Return each line of the data below verbatim; pictures are to be left out.
******************************
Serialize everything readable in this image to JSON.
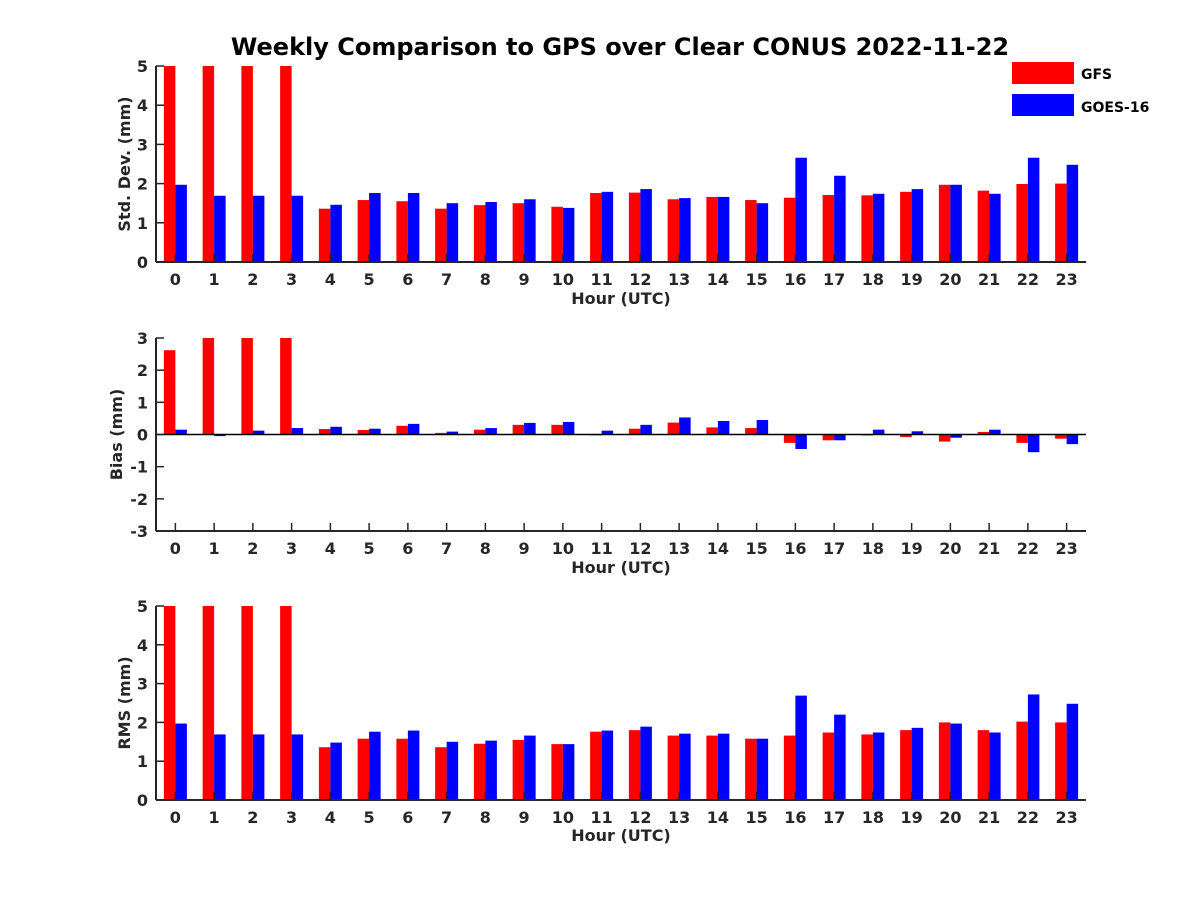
{
  "title": "Weekly Comparison to GPS over Clear CONUS 2022-11-22",
  "legend": {
    "position": "top-right",
    "entries": [
      {
        "name": "GFS",
        "color": "#ff0000"
      },
      {
        "name": "GOES-16",
        "color": "#0000ff"
      }
    ]
  },
  "chart_data": [
    {
      "type": "bar",
      "title": "Weekly Comparison to GPS over Clear CONUS 2022-11-22",
      "xlabel": "Hour (UTC)",
      "ylabel": "Std. Dev. (mm)",
      "ylim": [
        0,
        5
      ],
      "yticks": [
        0,
        1,
        2,
        3,
        4,
        5
      ],
      "categories": [
        "0",
        "1",
        "2",
        "3",
        "4",
        "5",
        "6",
        "7",
        "8",
        "9",
        "10",
        "11",
        "12",
        "13",
        "14",
        "15",
        "16",
        "17",
        "18",
        "19",
        "20",
        "21",
        "22",
        "23"
      ],
      "series": [
        {
          "name": "GFS",
          "color": "#ff0000",
          "values": [
            5,
            5,
            5,
            5,
            1.36,
            1.58,
            1.55,
            1.36,
            1.45,
            1.5,
            1.41,
            1.76,
            1.77,
            1.6,
            1.66,
            1.58,
            1.64,
            1.71,
            1.7,
            1.79,
            1.97,
            1.82,
            1.99,
            2.0
          ]
        },
        {
          "name": "GOES-16",
          "color": "#0000ff",
          "values": [
            1.97,
            1.69,
            1.69,
            1.69,
            1.46,
            1.76,
            1.76,
            1.5,
            1.53,
            1.6,
            1.38,
            1.79,
            1.86,
            1.63,
            1.66,
            1.5,
            2.66,
            2.2,
            1.74,
            1.86,
            1.97,
            1.74,
            2.66,
            2.48
          ]
        }
      ]
    },
    {
      "type": "bar",
      "xlabel": "Hour (UTC)",
      "ylabel": "Bias (mm)",
      "ylim": [
        -3,
        3
      ],
      "yticks": [
        -3,
        -2,
        -1,
        0,
        1,
        2,
        3
      ],
      "categories": [
        "0",
        "1",
        "2",
        "3",
        "4",
        "5",
        "6",
        "7",
        "8",
        "9",
        "10",
        "11",
        "12",
        "13",
        "14",
        "15",
        "16",
        "17",
        "18",
        "19",
        "20",
        "21",
        "22",
        "23"
      ],
      "series": [
        {
          "name": "GFS",
          "color": "#ff0000",
          "values": [
            2.62,
            3,
            3,
            3,
            0.17,
            0.14,
            0.27,
            0.05,
            0.15,
            0.3,
            0.3,
            0.0,
            0.18,
            0.37,
            0.22,
            0.2,
            -0.26,
            -0.18,
            -0.03,
            -0.08,
            -0.22,
            0.08,
            -0.26,
            -0.13
          ]
        },
        {
          "name": "GOES-16",
          "color": "#0000ff",
          "values": [
            0.15,
            -0.05,
            0.12,
            0.2,
            0.24,
            0.18,
            0.33,
            0.09,
            0.2,
            0.36,
            0.39,
            0.12,
            0.3,
            0.53,
            0.42,
            0.45,
            -0.45,
            -0.18,
            0.15,
            0.1,
            -0.1,
            0.15,
            -0.55,
            -0.3
          ]
        }
      ]
    },
    {
      "type": "bar",
      "xlabel": "Hour (UTC)",
      "ylabel": "RMS (mm)",
      "ylim": [
        0,
        5
      ],
      "yticks": [
        0,
        1,
        2,
        3,
        4,
        5
      ],
      "categories": [
        "0",
        "1",
        "2",
        "3",
        "4",
        "5",
        "6",
        "7",
        "8",
        "9",
        "10",
        "11",
        "12",
        "13",
        "14",
        "15",
        "16",
        "17",
        "18",
        "19",
        "20",
        "21",
        "22",
        "23"
      ],
      "series": [
        {
          "name": "GFS",
          "color": "#ff0000",
          "values": [
            5,
            5,
            5,
            5,
            1.36,
            1.58,
            1.58,
            1.36,
            1.45,
            1.55,
            1.44,
            1.76,
            1.8,
            1.66,
            1.66,
            1.58,
            1.66,
            1.74,
            1.69,
            1.8,
            2.0,
            1.8,
            2.02,
            2.0
          ]
        },
        {
          "name": "GOES-16",
          "color": "#0000ff",
          "values": [
            1.97,
            1.69,
            1.69,
            1.69,
            1.48,
            1.76,
            1.79,
            1.5,
            1.53,
            1.66,
            1.44,
            1.79,
            1.89,
            1.71,
            1.71,
            1.58,
            2.69,
            2.2,
            1.74,
            1.86,
            1.97,
            1.74,
            2.72,
            2.48
          ]
        }
      ]
    }
  ]
}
******************************
• Exercise response:
Serialize everything readable in this image to JSON.
{
  "title": "Weekly Comparison to GPS over Clear CONUS 2022-11-22",
  "legend": {
    "position": "top-right",
    "entries": [
      {
        "name": "GFS",
        "color": "#ff0000"
      },
      {
        "name": "GOES-16",
        "color": "#0000ff"
      }
    ]
  },
  "chart_data": [
    {
      "type": "bar",
      "title": "Weekly Comparison to GPS over Clear CONUS 2022-11-22",
      "xlabel": "Hour (UTC)",
      "ylabel": "Std. Dev. (mm)",
      "ylim": [
        0,
        5
      ],
      "yticks": [
        0,
        1,
        2,
        3,
        4,
        5
      ],
      "categories": [
        "0",
        "1",
        "2",
        "3",
        "4",
        "5",
        "6",
        "7",
        "8",
        "9",
        "10",
        "11",
        "12",
        "13",
        "14",
        "15",
        "16",
        "17",
        "18",
        "19",
        "20",
        "21",
        "22",
        "23"
      ],
      "series": [
        {
          "name": "GFS",
          "color": "#ff0000",
          "values": [
            5,
            5,
            5,
            5,
            1.36,
            1.58,
            1.55,
            1.36,
            1.45,
            1.5,
            1.41,
            1.76,
            1.77,
            1.6,
            1.66,
            1.58,
            1.64,
            1.71,
            1.7,
            1.79,
            1.97,
            1.82,
            1.99,
            2.0
          ]
        },
        {
          "name": "GOES-16",
          "color": "#0000ff",
          "values": [
            1.97,
            1.69,
            1.69,
            1.69,
            1.46,
            1.76,
            1.76,
            1.5,
            1.53,
            1.6,
            1.38,
            1.79,
            1.86,
            1.63,
            1.66,
            1.5,
            2.66,
            2.2,
            1.74,
            1.86,
            1.97,
            1.74,
            2.66,
            2.48
          ]
        }
      ]
    },
    {
      "type": "bar",
      "xlabel": "Hour (UTC)",
      "ylabel": "Bias (mm)",
      "ylim": [
        -3,
        3
      ],
      "yticks": [
        -3,
        -2,
        -1,
        0,
        1,
        2,
        3
      ],
      "categories": [
        "0",
        "1",
        "2",
        "3",
        "4",
        "5",
        "6",
        "7",
        "8",
        "9",
        "10",
        "11",
        "12",
        "13",
        "14",
        "15",
        "16",
        "17",
        "18",
        "19",
        "20",
        "21",
        "22",
        "23"
      ],
      "series": [
        {
          "name": "GFS",
          "color": "#ff0000",
          "values": [
            2.62,
            3,
            3,
            3,
            0.17,
            0.14,
            0.27,
            0.05,
            0.15,
            0.3,
            0.3,
            0.0,
            0.18,
            0.37,
            0.22,
            0.2,
            -0.26,
            -0.18,
            -0.03,
            -0.08,
            -0.22,
            0.08,
            -0.26,
            -0.13
          ]
        },
        {
          "name": "GOES-16",
          "color": "#0000ff",
          "values": [
            0.15,
            -0.05,
            0.12,
            0.2,
            0.24,
            0.18,
            0.33,
            0.09,
            0.2,
            0.36,
            0.39,
            0.12,
            0.3,
            0.53,
            0.42,
            0.45,
            -0.45,
            -0.18,
            0.15,
            0.1,
            -0.1,
            0.15,
            -0.55,
            -0.3
          ]
        }
      ]
    },
    {
      "type": "bar",
      "xlabel": "Hour (UTC)",
      "ylabel": "RMS (mm)",
      "ylim": [
        0,
        5
      ],
      "yticks": [
        0,
        1,
        2,
        3,
        4,
        5
      ],
      "categories": [
        "0",
        "1",
        "2",
        "3",
        "4",
        "5",
        "6",
        "7",
        "8",
        "9",
        "10",
        "11",
        "12",
        "13",
        "14",
        "15",
        "16",
        "17",
        "18",
        "19",
        "20",
        "21",
        "22",
        "23"
      ],
      "series": [
        {
          "name": "GFS",
          "color": "#ff0000",
          "values": [
            5,
            5,
            5,
            5,
            1.36,
            1.58,
            1.58,
            1.36,
            1.45,
            1.55,
            1.44,
            1.76,
            1.8,
            1.66,
            1.66,
            1.58,
            1.66,
            1.74,
            1.69,
            1.8,
            2.0,
            1.8,
            2.02,
            2.0
          ]
        },
        {
          "name": "GOES-16",
          "color": "#0000ff",
          "values": [
            1.97,
            1.69,
            1.69,
            1.69,
            1.48,
            1.76,
            1.79,
            1.5,
            1.53,
            1.66,
            1.44,
            1.79,
            1.89,
            1.71,
            1.71,
            1.58,
            2.69,
            2.2,
            1.74,
            1.86,
            1.97,
            1.74,
            2.72,
            2.48
          ]
        }
      ]
    }
  ]
}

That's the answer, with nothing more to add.